**Written instruction**
Put these lines into a JSON list of strings, one string per line, with blank lines omitted. Leave the pictures out of the answer.

Data items:
%%
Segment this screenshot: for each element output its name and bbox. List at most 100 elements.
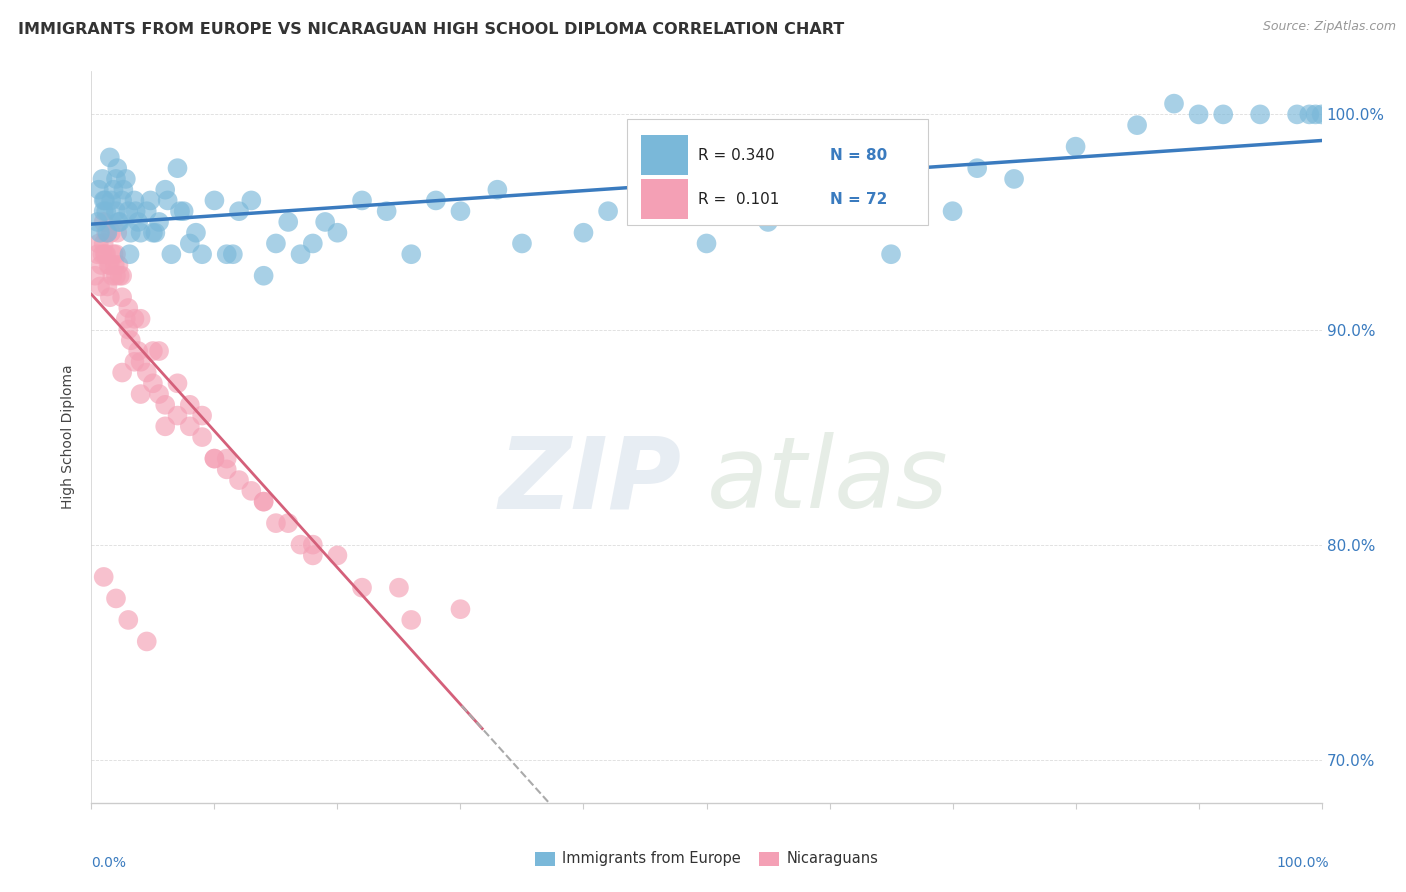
Point: [96, 279, 118, 293]
Point: [449, 602, 471, 616]
Point: [166, 409, 188, 423]
Point: [1126, 118, 1149, 132]
Point: [84, 268, 107, 283]
Point: [290, 247, 312, 261]
Text: atlas: atlas: [706, 433, 948, 530]
Point: [301, 549, 323, 563]
Legend: Immigrants from Europe, Nicaraguans: Immigrants from Europe, Nicaraguans: [529, 846, 884, 872]
Point: [153, 419, 177, 434]
Text: 100.0%: 100.0%: [1277, 856, 1329, 870]
Point: [202, 194, 225, 208]
Point: [117, 301, 139, 315]
Point: [966, 161, 988, 176]
Point: [941, 204, 963, 219]
Point: [153, 183, 177, 197]
Point: [173, 204, 195, 219]
Point: [388, 581, 411, 595]
Point: [86, 247, 108, 261]
Point: [93, 570, 115, 584]
Point: [1187, 107, 1209, 121]
Point: [1064, 139, 1087, 153]
Point: [486, 183, 509, 197]
Point: [108, 268, 131, 283]
Point: [572, 226, 595, 240]
FancyBboxPatch shape: [627, 119, 928, 225]
Point: [114, 311, 138, 326]
Point: [129, 226, 152, 240]
Point: [105, 591, 127, 606]
Point: [124, 355, 146, 369]
Point: [96, 226, 117, 240]
Point: [169, 204, 191, 219]
Point: [191, 247, 214, 261]
Point: [179, 419, 201, 434]
Point: [127, 344, 149, 359]
Point: [375, 204, 398, 219]
Text: R =  0.101: R = 0.101: [697, 192, 779, 207]
Point: [86, 215, 108, 229]
Point: [253, 494, 276, 508]
Point: [98, 290, 121, 304]
Point: [240, 483, 263, 498]
Point: [107, 258, 129, 272]
Point: [191, 409, 214, 423]
Point: [399, 613, 422, 627]
Point: [105, 204, 127, 219]
Text: ZIP: ZIP: [499, 433, 682, 530]
Point: [111, 194, 134, 208]
Point: [148, 215, 170, 229]
Point: [166, 376, 188, 391]
Point: [160, 247, 183, 261]
Point: [153, 398, 177, 412]
Point: [129, 355, 152, 369]
Point: [1212, 107, 1234, 121]
Point: [166, 161, 188, 176]
Point: [142, 344, 165, 359]
Point: [184, 226, 207, 240]
Point: [105, 268, 127, 283]
Point: [880, 247, 903, 261]
Point: [1163, 96, 1185, 111]
Point: [240, 194, 263, 208]
Point: [148, 387, 170, 401]
Point: [1285, 107, 1308, 121]
Point: [117, 613, 139, 627]
Point: [326, 549, 349, 563]
Point: [124, 194, 146, 208]
Point: [215, 462, 238, 476]
Point: [142, 226, 165, 240]
Point: [117, 322, 139, 336]
Point: [215, 451, 238, 466]
Point: [352, 194, 374, 208]
Point: [253, 268, 276, 283]
Point: [264, 236, 287, 251]
Point: [98, 258, 121, 272]
Point: [139, 194, 162, 208]
Point: [111, 290, 134, 304]
Point: [107, 215, 129, 229]
Point: [93, 194, 115, 208]
Point: [93, 215, 115, 229]
Point: [94, 194, 117, 208]
Text: 0.0%: 0.0%: [91, 856, 127, 870]
Point: [105, 226, 128, 240]
Point: [156, 194, 179, 208]
Point: [100, 226, 122, 240]
Point: [94, 247, 117, 261]
Point: [179, 236, 201, 251]
Point: [634, 183, 657, 197]
Point: [91, 172, 114, 186]
Point: [142, 376, 165, 391]
Point: [301, 236, 323, 251]
Point: [1298, 107, 1320, 121]
Point: [148, 344, 170, 359]
Point: [129, 387, 152, 401]
Point: [145, 226, 166, 240]
Point: [449, 204, 471, 219]
Point: [93, 204, 115, 219]
Point: [118, 247, 141, 261]
Point: [111, 268, 134, 283]
Point: [222, 247, 245, 261]
Point: [314, 215, 336, 229]
Point: [111, 366, 134, 380]
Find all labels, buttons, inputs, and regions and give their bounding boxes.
%%
**The solution**
[
  "Segment this screenshot: for each element output its name and bbox. List at most 100 elements.",
  "Point: [96, 279, 118, 293]",
  "Point: [449, 602, 471, 616]",
  "Point: [166, 409, 188, 423]",
  "Point: [1126, 118, 1149, 132]",
  "Point: [84, 268, 107, 283]",
  "Point: [290, 247, 312, 261]",
  "Text: atlas: atlas: [706, 433, 948, 530]",
  "Point: [301, 549, 323, 563]",
  "Legend: Immigrants from Europe, Nicaraguans: Immigrants from Europe, Nicaraguans: [529, 846, 884, 872]",
  "Point: [153, 419, 177, 434]",
  "Text: 100.0%: 100.0%: [1277, 856, 1329, 870]",
  "Point: [202, 194, 225, 208]",
  "Point: [117, 301, 139, 315]",
  "Point: [966, 161, 988, 176]",
  "Point: [941, 204, 963, 219]",
  "Point: [153, 183, 177, 197]",
  "Point: [173, 204, 195, 219]",
  "Point: [388, 581, 411, 595]",
  "Point: [86, 247, 108, 261]",
  "Point: [93, 570, 115, 584]",
  "Point: [1187, 107, 1209, 121]",
  "Point: [1064, 139, 1087, 153]",
  "Point: [486, 183, 509, 197]",
  "Point: [108, 268, 131, 283]",
  "Point: [572, 226, 595, 240]",
  "FancyBboxPatch shape: [627, 119, 928, 225]",
  "Point: [114, 311, 138, 326]",
  "Point: [129, 226, 152, 240]",
  "Point: [105, 591, 127, 606]",
  "Point: [124, 355, 146, 369]",
  "Point: [96, 226, 117, 240]",
  "Point: [169, 204, 191, 219]",
  "Point: [191, 247, 214, 261]",
  "Point: [179, 419, 201, 434]",
  "Point: [127, 344, 149, 359]",
  "Point: [375, 204, 398, 219]",
  "Text: R =  0.101: R = 0.101: [697, 192, 779, 207]",
  "Point: [86, 215, 108, 229]",
  "Point: [253, 494, 276, 508]",
  "Point: [98, 290, 121, 304]",
  "Point: [240, 483, 263, 498]",
  "Point: [107, 258, 129, 272]",
  "Point: [191, 409, 214, 423]",
  "Point: [399, 613, 422, 627]",
  "Point: [105, 204, 127, 219]",
  "Text: ZIP: ZIP: [499, 433, 682, 530]",
  "Point: [111, 194, 134, 208]",
  "Point: [148, 215, 170, 229]",
  "Point: [166, 376, 188, 391]",
  "Point: [160, 247, 183, 261]",
  "Point: [153, 398, 177, 412]",
  "Point: [129, 355, 152, 369]",
  "Point: [1212, 107, 1234, 121]",
  "Point: [166, 161, 188, 176]",
  "Point: [142, 344, 165, 359]",
  "Point: [184, 226, 207, 240]",
  "Point: [105, 268, 127, 283]",
  "Point: [880, 247, 903, 261]",
  "Point: [1163, 96, 1185, 111]",
  "Point: [240, 194, 263, 208]",
  "Point: [148, 387, 170, 401]",
  "Point: [1285, 107, 1308, 121]",
  "Point: [117, 613, 139, 627]",
  "Point: [326, 549, 349, 563]",
  "Point: [124, 194, 146, 208]",
  "Point: [215, 462, 238, 476]",
  "Point: [142, 226, 165, 240]",
  "Point: [117, 322, 139, 336]",
  "Point: [215, 451, 238, 466]",
  "Point: [352, 194, 374, 208]",
  "Point: [253, 268, 276, 283]",
  "Point: [264, 236, 287, 251]",
  "Point: [98, 258, 121, 272]",
  "Point: [139, 194, 162, 208]",
  "Point: [111, 290, 134, 304]",
  "Point: [107, 215, 129, 229]",
  "Point: [93, 194, 115, 208]",
  "Point: [93, 215, 115, 229]",
  "Point: [94, 194, 117, 208]",
  "Text: 0.0%: 0.0%: [91, 856, 127, 870]",
  "Point: [105, 226, 128, 240]",
  "Point: [156, 194, 179, 208]",
  "Point: [100, 226, 122, 240]",
  "Point: [94, 247, 117, 261]",
  "Point: [179, 236, 201, 251]",
  "Point: [634, 183, 657, 197]",
  "Point: [91, 172, 114, 186]",
  "Point: [142, 376, 165, 391]",
  "Point: [301, 236, 323, 251]",
  "Point: [1298, 107, 1320, 121]",
  "Point: [148, 344, 170, 359]",
  "Point: [129, 387, 152, 401]",
  "Point: [145, 226, 166, 240]",
  "Point: [449, 204, 471, 219]",
  "Point: [93, 204, 115, 219]",
  "Point: [118, 247, 141, 261]",
  "Point: [111, 268, 134, 283]",
  "Point: [222, 247, 245, 261]",
  "Point: [314, 215, 336, 229]",
  "Point: [111, 366, 134, 380]",
  "Find all labels, buttons, inputs, and regions and give their bounding boxes."
]